— Problem description —
Using the data below, copy every line that contains the word "value".
[begin Dataset records]
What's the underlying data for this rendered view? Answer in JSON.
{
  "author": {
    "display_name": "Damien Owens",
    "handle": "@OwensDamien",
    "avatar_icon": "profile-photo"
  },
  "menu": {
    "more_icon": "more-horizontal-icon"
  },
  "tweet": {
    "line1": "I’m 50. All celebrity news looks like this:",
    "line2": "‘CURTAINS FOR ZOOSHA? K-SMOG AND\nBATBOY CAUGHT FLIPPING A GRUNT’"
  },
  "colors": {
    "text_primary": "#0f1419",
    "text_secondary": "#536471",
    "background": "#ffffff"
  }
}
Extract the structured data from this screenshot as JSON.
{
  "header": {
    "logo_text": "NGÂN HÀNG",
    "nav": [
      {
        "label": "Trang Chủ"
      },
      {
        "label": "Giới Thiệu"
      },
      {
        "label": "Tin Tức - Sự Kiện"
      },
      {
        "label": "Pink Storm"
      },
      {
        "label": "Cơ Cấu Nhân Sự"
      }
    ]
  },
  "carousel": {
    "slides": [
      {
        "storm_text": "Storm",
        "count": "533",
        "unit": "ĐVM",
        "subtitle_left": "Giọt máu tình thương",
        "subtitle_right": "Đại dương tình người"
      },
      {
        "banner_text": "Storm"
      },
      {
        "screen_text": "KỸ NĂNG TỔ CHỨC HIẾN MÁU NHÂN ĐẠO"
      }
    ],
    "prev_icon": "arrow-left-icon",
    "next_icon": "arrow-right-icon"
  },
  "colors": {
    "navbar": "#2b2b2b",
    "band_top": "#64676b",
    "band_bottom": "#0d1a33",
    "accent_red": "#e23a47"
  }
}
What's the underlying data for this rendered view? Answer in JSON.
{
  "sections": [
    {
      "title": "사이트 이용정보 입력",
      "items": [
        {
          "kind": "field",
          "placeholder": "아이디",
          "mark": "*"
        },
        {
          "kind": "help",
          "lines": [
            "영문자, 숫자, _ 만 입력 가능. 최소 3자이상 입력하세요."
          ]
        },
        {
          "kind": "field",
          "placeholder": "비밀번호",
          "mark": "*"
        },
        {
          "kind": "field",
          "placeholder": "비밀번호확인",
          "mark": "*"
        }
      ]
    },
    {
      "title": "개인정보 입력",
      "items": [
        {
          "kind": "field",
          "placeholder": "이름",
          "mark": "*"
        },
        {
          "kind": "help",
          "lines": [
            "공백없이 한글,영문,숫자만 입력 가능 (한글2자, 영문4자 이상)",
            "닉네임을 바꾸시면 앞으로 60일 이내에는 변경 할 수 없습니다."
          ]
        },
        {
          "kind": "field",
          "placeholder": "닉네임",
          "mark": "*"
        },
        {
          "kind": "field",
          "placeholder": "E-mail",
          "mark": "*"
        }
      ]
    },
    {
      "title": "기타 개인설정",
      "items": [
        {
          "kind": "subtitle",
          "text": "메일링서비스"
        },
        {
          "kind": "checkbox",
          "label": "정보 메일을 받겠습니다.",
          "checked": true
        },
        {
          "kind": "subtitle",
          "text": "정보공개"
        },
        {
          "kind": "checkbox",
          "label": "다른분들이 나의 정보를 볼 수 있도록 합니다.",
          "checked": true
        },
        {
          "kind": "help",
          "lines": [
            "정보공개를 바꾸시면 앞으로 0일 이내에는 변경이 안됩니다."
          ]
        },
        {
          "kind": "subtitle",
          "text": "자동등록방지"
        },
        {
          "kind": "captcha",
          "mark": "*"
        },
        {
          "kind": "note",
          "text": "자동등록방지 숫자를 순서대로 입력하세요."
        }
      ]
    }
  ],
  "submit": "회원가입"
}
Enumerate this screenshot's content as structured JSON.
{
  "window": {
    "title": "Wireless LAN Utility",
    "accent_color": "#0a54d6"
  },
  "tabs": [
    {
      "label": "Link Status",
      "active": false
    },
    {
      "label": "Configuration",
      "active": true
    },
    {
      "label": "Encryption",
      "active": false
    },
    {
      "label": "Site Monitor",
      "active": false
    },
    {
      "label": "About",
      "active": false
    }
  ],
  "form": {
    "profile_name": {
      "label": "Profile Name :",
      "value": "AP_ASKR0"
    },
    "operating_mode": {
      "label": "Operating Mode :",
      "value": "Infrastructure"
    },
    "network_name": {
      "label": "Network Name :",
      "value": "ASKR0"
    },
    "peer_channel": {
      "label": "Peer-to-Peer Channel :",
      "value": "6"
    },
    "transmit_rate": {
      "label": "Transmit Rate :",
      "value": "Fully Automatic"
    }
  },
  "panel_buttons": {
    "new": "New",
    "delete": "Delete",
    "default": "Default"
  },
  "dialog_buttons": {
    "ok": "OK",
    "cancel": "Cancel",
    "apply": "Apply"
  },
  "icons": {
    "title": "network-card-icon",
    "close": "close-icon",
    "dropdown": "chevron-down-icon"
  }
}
[end Dataset records]
— Output for this exercise —
      "value": "AP_ASKR0"
      "value": "Infrastructure"
      "value": "ASKR0"
      "value": "6"
      "value": "Fully Automatic"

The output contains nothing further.